Dataset excerpts:

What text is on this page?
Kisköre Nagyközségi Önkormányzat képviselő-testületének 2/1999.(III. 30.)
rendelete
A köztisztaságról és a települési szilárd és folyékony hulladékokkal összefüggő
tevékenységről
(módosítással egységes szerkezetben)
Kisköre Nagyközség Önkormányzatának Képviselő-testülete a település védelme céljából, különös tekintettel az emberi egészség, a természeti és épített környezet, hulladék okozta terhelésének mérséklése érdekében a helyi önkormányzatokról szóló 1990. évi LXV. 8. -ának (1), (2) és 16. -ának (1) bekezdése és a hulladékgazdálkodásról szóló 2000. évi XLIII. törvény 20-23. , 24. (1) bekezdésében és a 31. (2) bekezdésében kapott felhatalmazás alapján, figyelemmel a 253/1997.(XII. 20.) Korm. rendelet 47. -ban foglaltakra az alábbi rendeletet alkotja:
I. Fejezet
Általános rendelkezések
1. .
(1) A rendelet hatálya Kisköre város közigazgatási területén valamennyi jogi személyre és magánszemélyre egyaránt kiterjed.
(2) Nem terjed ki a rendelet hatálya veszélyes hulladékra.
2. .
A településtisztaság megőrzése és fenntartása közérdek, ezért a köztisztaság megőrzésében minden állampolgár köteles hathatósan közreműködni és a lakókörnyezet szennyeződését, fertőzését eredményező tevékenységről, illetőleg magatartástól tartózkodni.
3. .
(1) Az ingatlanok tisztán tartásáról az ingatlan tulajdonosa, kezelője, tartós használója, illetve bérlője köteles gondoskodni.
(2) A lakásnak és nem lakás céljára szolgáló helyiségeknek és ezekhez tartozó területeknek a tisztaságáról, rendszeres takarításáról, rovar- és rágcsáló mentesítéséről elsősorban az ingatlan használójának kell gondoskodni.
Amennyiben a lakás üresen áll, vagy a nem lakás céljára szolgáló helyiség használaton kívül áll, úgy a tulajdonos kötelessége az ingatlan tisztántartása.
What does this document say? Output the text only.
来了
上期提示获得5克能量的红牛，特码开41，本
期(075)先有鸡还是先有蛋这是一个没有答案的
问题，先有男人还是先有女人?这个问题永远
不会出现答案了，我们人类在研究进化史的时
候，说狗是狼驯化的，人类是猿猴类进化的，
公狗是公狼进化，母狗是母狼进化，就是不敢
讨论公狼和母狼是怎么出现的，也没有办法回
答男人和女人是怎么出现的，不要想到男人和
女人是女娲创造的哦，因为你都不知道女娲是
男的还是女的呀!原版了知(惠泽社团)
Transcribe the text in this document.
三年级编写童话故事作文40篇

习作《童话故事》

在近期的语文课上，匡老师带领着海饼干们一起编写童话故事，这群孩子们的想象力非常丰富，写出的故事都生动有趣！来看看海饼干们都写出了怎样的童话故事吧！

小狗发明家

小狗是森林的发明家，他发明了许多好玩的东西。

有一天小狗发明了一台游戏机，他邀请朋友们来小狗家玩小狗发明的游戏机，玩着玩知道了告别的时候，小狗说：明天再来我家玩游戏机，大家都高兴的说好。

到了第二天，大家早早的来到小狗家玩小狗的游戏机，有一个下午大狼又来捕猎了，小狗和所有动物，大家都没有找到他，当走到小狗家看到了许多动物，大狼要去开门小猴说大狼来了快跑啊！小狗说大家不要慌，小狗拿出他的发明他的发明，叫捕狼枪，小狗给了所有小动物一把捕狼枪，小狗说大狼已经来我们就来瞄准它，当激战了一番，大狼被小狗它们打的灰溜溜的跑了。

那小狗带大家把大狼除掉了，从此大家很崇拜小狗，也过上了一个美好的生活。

What is required: Your task is to transcribe the material exactly.

The reply:
What text is on this page?
Kisköre Nagyközségi Önkormányzat képviselő-testületének 2/1999.(III. 30.)
rendelete
A köztisztaságról és a települési szilárd és folyékony hulladékokkal összefüggő
tevékenységről
(módosítással egységes szerkezetben)
Kisköre Nagyközség Önkormányzatának Képviselő-testülete a település védelme céljából, különös tekintettel az emberi egészség, a természeti és épített környezet, hulladék okozta terhelésének mérséklése érdekében a helyi önkormányzatokról szóló 1990. évi LXV. 8. -ának (1), (2) és 16. -ának (1) bekezdése és a hulladékgazdálkodásról szóló 2000. évi XLIII. törvény 20-23. , 24. (1) bekezdésében és a 31. (2) bekezdésében kapott felhatalmazás alapján, figyelemmel a 253/1997.(XII. 20.) Korm. rendelet 47. -ban foglaltakra az alábbi rendeletet alkotja:
I. Fejezet
Általános rendelkezések
1. .
(1) A rendelet hatálya Kisköre város közigazgatási területén valamennyi jogi személyre és magánszemélyre egyaránt kiterjed.
(2) Nem terjed ki a rendelet hatálya veszélyes hulladékra.
2. .
A településtisztaság megőrzése és fenntartása közérdek, ezért a köztisztaság megőrzésében minden állampolgár köteles hathatósan közreműködni és a lakókörnyezet szennyeződését, fertőzését eredményező tevékenységről, illetőleg magatartástól tartózkodni.
3. .
(1) Az ingatlanok tisztán tartásáról az ingatlan tulajdonosa, kezelője, tartós használója, illetve bérlője köteles gondoskodni.
(2) A lakásnak és nem lakás céljára szolgáló helyiségeknek és ezekhez tartozó területeknek a tisztaságáról, rendszeres takarításáról, rovar- és rágcsáló mentesítéséről elsősorban az ingatlan használójának kell gondoskodni.
Amennyiben a lakás üresen áll, vagy a nem lakás céljára szolgáló helyiség használaton kívül áll, úgy a tulajdonos kötelessége az ingatlan tisztántartása.
What does this document say? Output the text only.
来了
上期提示获得5克能量的红牛，特码开41，本
期(075)先有鸡还是先有蛋这是一个没有答案的
问题，先有男人还是先有女人?这个问题永远
不会出现答案了，我们人类在研究进化史的时
候，说狗是狼驯化的，人类是猿猴类进化的，
公狗是公狼进化，母狗是母狼进化，就是不敢
讨论公狼和母狼是怎么出现的，也没有办法回
答男人和女人是怎么出现的，不要想到男人和
女人是女娲创造的哦，因为你都不知道女娲是
男的还是女的呀!原版了知(惠泽社团)
Transcribe the text in this document.
三年级编写童话故事作文40篇

习作《童话故事》

在近期的语文课上，匡老师带领着海饼干们一起编写童话故事，这群孩子们的想象力非常丰富，写出的故事都生动有趣！来看看海饼干们都写出了怎样的童话故事吧！

小狗发明家

小狗是森林的发明家，他发明了许多好玩的东西。

有一天小狗发明了一台游戏机，他邀请朋友们来小狗家玩小狗发明的游戏机，玩着玩知道了告别的时候，小狗说：明天再来我家玩游戏机，大家都高兴的说好。

到了第二天，大家早早的来到小狗家玩小狗的游戏机，有一个下午大狼又来捕猎了，小狗和所有动物，大家都没有找到他，当走到小狗家看到了许多动物，大狼要去开门小猴说大狼来了快跑啊！小狗说大家不要慌，小狗拿出他的发明他的发明，叫捕狼枪，小狗给了所有小动物一把捕狼枪，小狗说大狼已经来我们就来瞄准它，当激战了一番，大狼被小狗它们打的灰溜溜的跑了。

那小狗带大家把大狼除掉了，从此大家很崇拜小狗，也过上了一个美好的生活。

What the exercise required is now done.